Short exercise:
All of the data should be repeated exactly; pictures are not part of the copy.

Dataset records:
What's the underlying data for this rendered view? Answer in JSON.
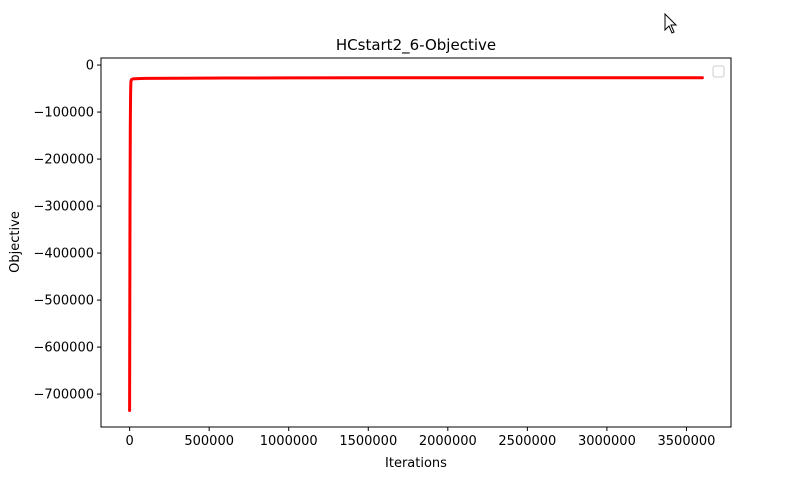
{
  "chart_data": {
    "type": "line",
    "title": "HCstart2_6-Objective",
    "xlabel": "Iterations",
    "ylabel": "Objective",
    "xlim": [
      -180000,
      3780000
    ],
    "ylim": [
      -770000,
      15000
    ],
    "xticks": [
      0,
      500000,
      1000000,
      1500000,
      2000000,
      2500000,
      3000000,
      3500000
    ],
    "xtick_labels": [
      "0",
      "500000",
      "1000000",
      "1500000",
      "2000000",
      "2500000",
      "3000000",
      "3500000"
    ],
    "yticks": [
      0,
      -100000,
      -200000,
      -300000,
      -400000,
      -500000,
      -600000,
      -700000
    ],
    "ytick_labels": [
      "0",
      "−100000",
      "−200000",
      "−300000",
      "−400000",
      "−500000",
      "−600000",
      "−700000"
    ],
    "grid": false,
    "legend": {
      "placement": "upper right",
      "entries": []
    },
    "series": [
      {
        "color": "#ff0000",
        "x": [
          0,
          2000,
          4000,
          6000,
          8000,
          12000,
          20000,
          50000,
          100000,
          300000,
          600000,
          1000000,
          1500000,
          2000000,
          2500000,
          3000000,
          3600000
        ],
        "y": [
          -735000,
          -300000,
          -130000,
          -60000,
          -35000,
          -31000,
          -29500,
          -28800,
          -28500,
          -28000,
          -27500,
          -27300,
          -27200,
          -27100,
          -27000,
          -27000,
          -27000
        ]
      }
    ]
  }
}
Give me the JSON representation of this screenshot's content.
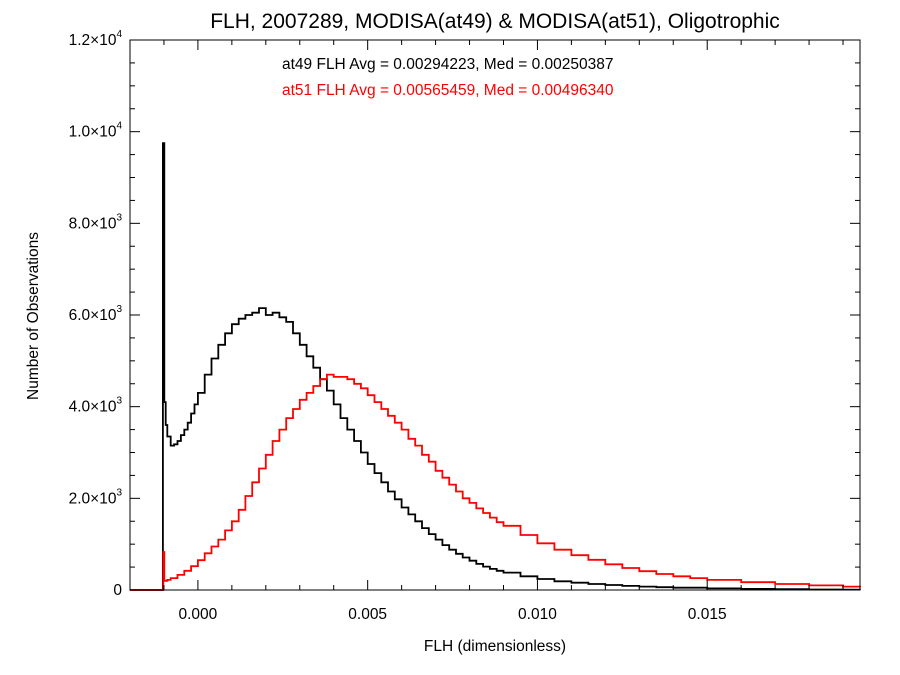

Answer for this exercise:
What's the underlying data for this rendered view? Answer in JSON.
{
  "chart_data": {
    "type": "line",
    "title": "HCstart2_6-Objective",
    "xlabel": "Iterations",
    "ylabel": "Objective",
    "xlim": [
      -180000,
      3780000
    ],
    "ylim": [
      -770000,
      15000
    ],
    "xticks": [
      0,
      500000,
      1000000,
      1500000,
      2000000,
      2500000,
      3000000,
      3500000
    ],
    "xtick_labels": [
      "0",
      "500000",
      "1000000",
      "1500000",
      "2000000",
      "2500000",
      "3000000",
      "3500000"
    ],
    "yticks": [
      0,
      -100000,
      -200000,
      -300000,
      -400000,
      -500000,
      -600000,
      -700000
    ],
    "ytick_labels": [
      "0",
      "−100000",
      "−200000",
      "−300000",
      "−400000",
      "−500000",
      "−600000",
      "−700000"
    ],
    "grid": false,
    "legend": {
      "placement": "upper right",
      "entries": []
    },
    "series": [
      {
        "color": "#ff0000",
        "x": [
          0,
          2000,
          4000,
          6000,
          8000,
          12000,
          20000,
          50000,
          100000,
          300000,
          600000,
          1000000,
          1500000,
          2000000,
          2500000,
          3000000,
          3600000
        ],
        "y": [
          -735000,
          -300000,
          -130000,
          -60000,
          -35000,
          -31000,
          -29500,
          -28800,
          -28500,
          -28000,
          -27500,
          -27300,
          -27200,
          -27100,
          -27000,
          -27000,
          -27000
        ]
      }
    ]
  }
}
Give me the JSON representation of this screenshot's content.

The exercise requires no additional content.